** begin **
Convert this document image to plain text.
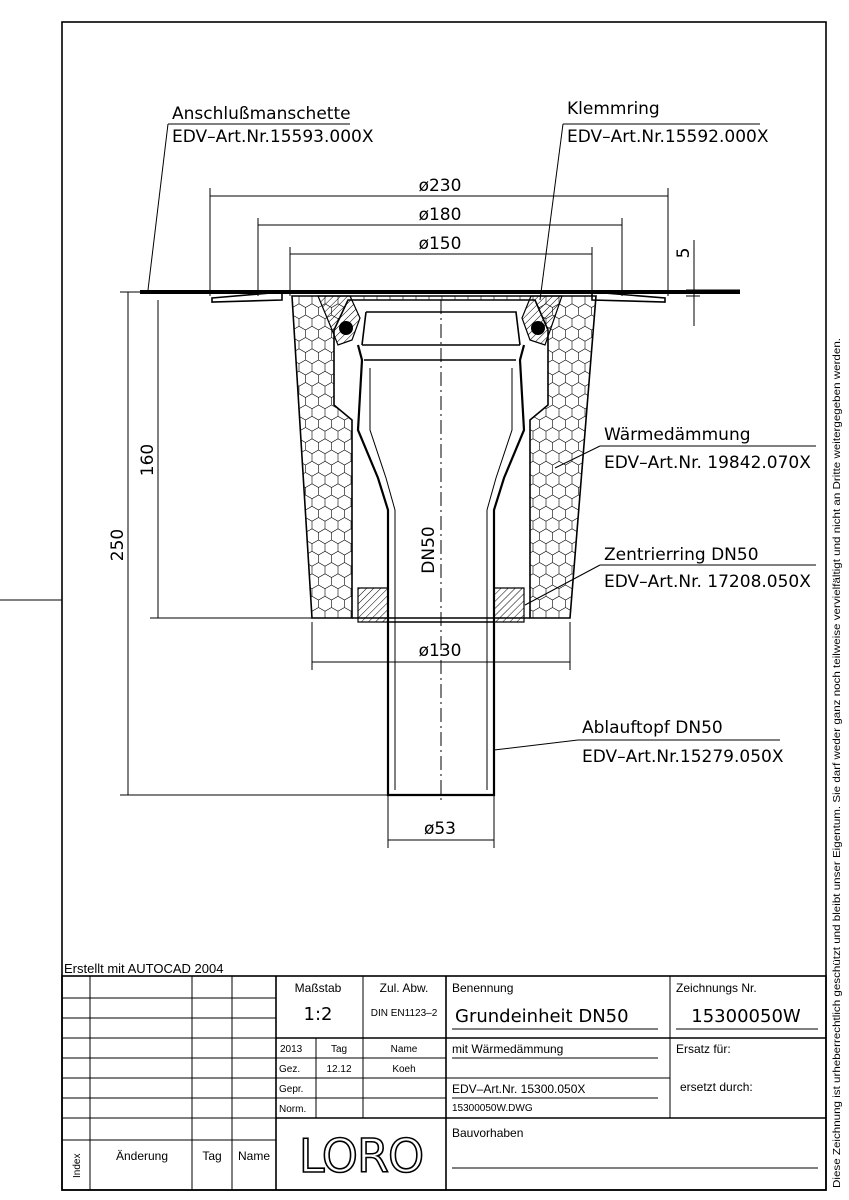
ø230
ø180
ø150
ø130
ø53
5
160
250	DN50
Anschlußmanschette
EDV–Art.Nr.15593.000X
Klemmring
EDV–Art.Nr.15592.000X
Wärmedämmung
EDV–Art.Nr. 19842.070X
Zentrierring DN50
EDV–Art.Nr. 17208.050X
Ablauftopf DN50
EDV–Art.Nr.15279.050X
Erstellt mit AUTOCAD 2004
Index	Änderung	Tag Name
Maßstab
1:2
Zul. Abw.
DIN EN1123–2
2013	Tag	Name
Gez.	12.12	Koeh
Gepr.
Norm.
LORO
Benennung
Grundeinheit DN50
mit Wärmedämmung
EDV–Art.Nr. 15300.050X
15300050W.DWG
Bauvorhaben
Zeichnungs Nr.
15300050W
Ersatz für:
ersetzt durch:	Diese Zeichnung ist urheberrechtlich geschützt und bleibt unser Eigentum. Sie darf weder ganz noch teilweise vervielfältigt und nicht an Dritte weitergegeben werden.
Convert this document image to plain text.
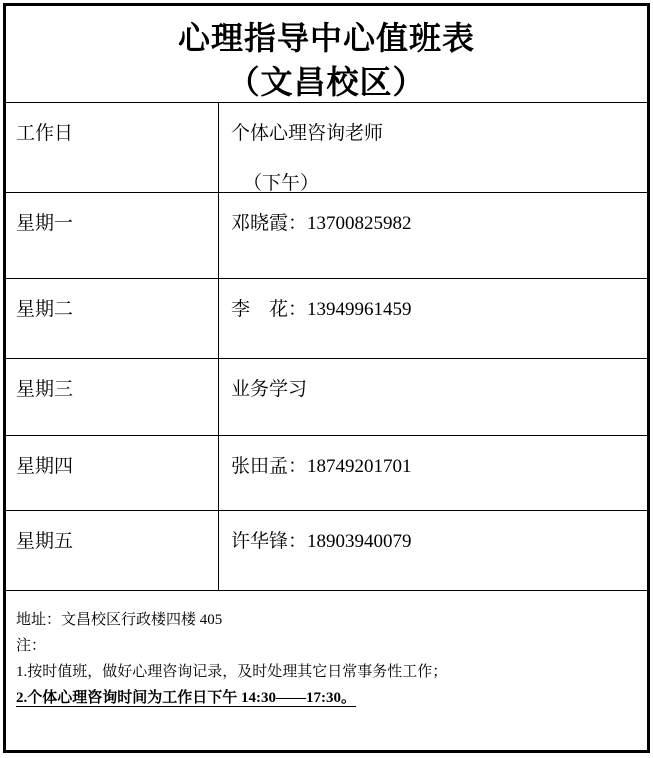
心理指导中心值班表
（文昌校区）
工作日	个体心理咨询老师
（下午）
星期一	邓晓霞：13700825982
星期二	李　花：13949961459
星期三	业务学习
星期四	张田孟：18749201701
星期五	许华锋：18903940079
地址：文昌校区行政楼四楼 405
注：
1.按时值班，做好心理咨询记录，及时处理其它日常事务性工作；
2.个体心理咨询时间为工作日下午 14:30——17:30。
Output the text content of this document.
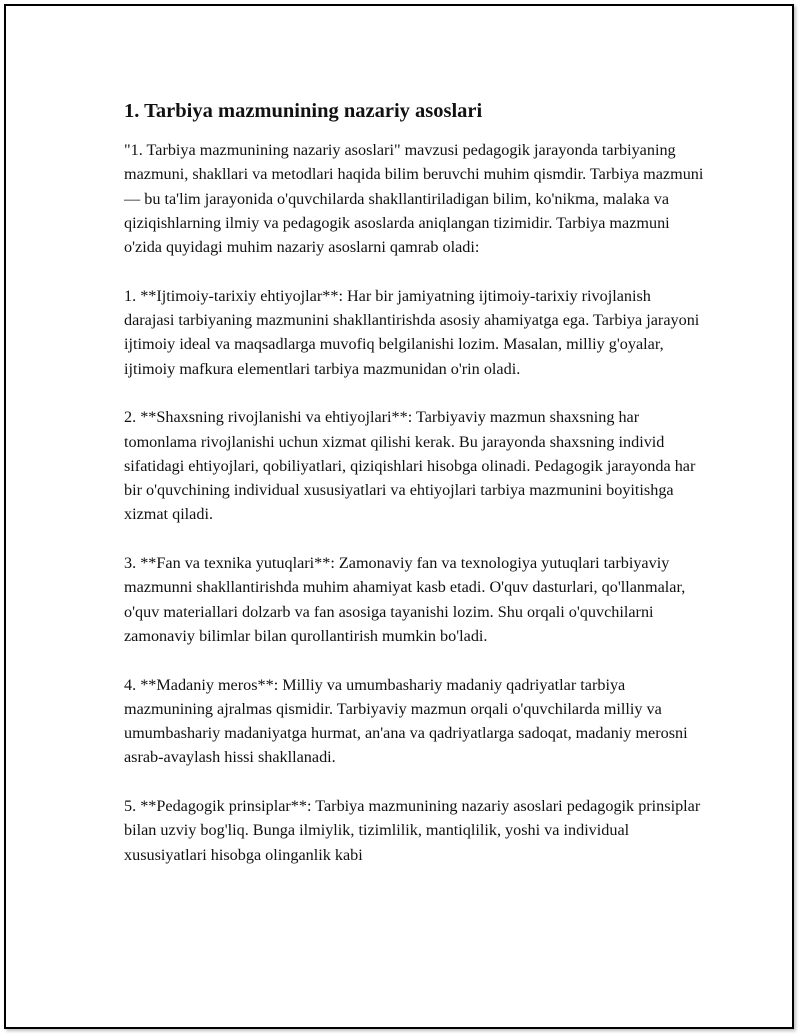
1. Tarbiya mazmunining nazariy asoslari

"1. Tarbiya mazmunining nazariy asoslari" mavzusi pedagogik jarayonda tarbiyaning mazmuni, shakllari va metodlari haqida bilim beruvchi muhim qismdir. Tarbiya mazmuni — bu ta'lim jarayonida o'quvchilarda shakllantiriladigan bilim, ko'nikma, malaka va qiziqishlarning ilmiy va pedagogik asoslarda aniqlangan tizimidir. Tarbiya mazmuni o'zida quyidagi muhim nazariy asoslarni qamrab oladi:

1. **Ijtimoiy-tarixiy ehtiyojlar**: Har bir jamiyatning ijtimoiy-tarixiy rivojlanish darajasi tarbiyaning mazmunini shakllantirishda asosiy ahamiyatga ega. Tarbiya jarayoni ijtimoiy ideal va maqsadlarga muvofiq belgilanishi lozim. Masalan, milliy g'oyalar, ijtimoiy mafkura elementlari tarbiya mazmunidan o'rin oladi.

2. **Shaxsning rivojlanishi va ehtiyojlari**: Tarbiyaviy mazmun shaxsning har tomonlama rivojlanishi uchun xizmat qilishi kerak. Bu jarayonda shaxsning individ sifatidagi ehtiyojlari, qobiliyatlari, qiziqishlari hisobga olinadi. Pedagogik jarayonda har bir o'quvchining individual xususiyatlari va ehtiyojlari tarbiya mazmunini boyitishga xizmat qiladi.

3. **Fan va texnika yutuqlari**: Zamonaviy fan va texnologiya yutuqlari tarbiyaviy mazmunni shakllantirishda muhim ahamiyat kasb etadi. O'quv dasturlari, qo'llanmalar, o'quv materiallari dolzarb va fan asosiga tayanishi lozim. Shu orqali o'quvchilarni zamonaviy bilimlar bilan qurollantirish mumkin bo'ladi.

4. **Madaniy meros**: Milliy va umumbashariy madaniy qadriyatlar tarbiya mazmunining ajralmas qismidir. Tarbiyaviy mazmun orqali o'quvchilarda milliy va umumbashariy madaniyatga hurmat, an'ana va qadriyatlarga sadoqat, madaniy merosni asrab-avaylash hissi shakllanadi.

5. **Pedagogik prinsiplar**: Tarbiya mazmunining nazariy asoslari pedagogik prinsiplar bilan uzviy bog'liq. Bunga ilmiylik, tizimlilik, mantiqlilik, yoshi va individual xususiyatlari hisobga olinganlik kabi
** end **
Your task:
Tally the lines of the listing in which the word "Name" occurs, and state the total alone.

Final answer:
2